------ Given records

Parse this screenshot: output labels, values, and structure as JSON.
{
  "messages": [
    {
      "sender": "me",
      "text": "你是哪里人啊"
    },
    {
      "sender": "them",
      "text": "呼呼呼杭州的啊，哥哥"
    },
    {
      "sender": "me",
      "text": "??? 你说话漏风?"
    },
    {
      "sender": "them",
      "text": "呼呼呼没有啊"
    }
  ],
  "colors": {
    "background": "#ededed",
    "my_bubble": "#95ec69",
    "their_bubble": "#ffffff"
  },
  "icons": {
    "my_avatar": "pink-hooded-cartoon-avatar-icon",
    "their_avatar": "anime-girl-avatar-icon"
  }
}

------------

### Written instruction
State how many lines above include the word "avatar", and nothing more.

### Task response
2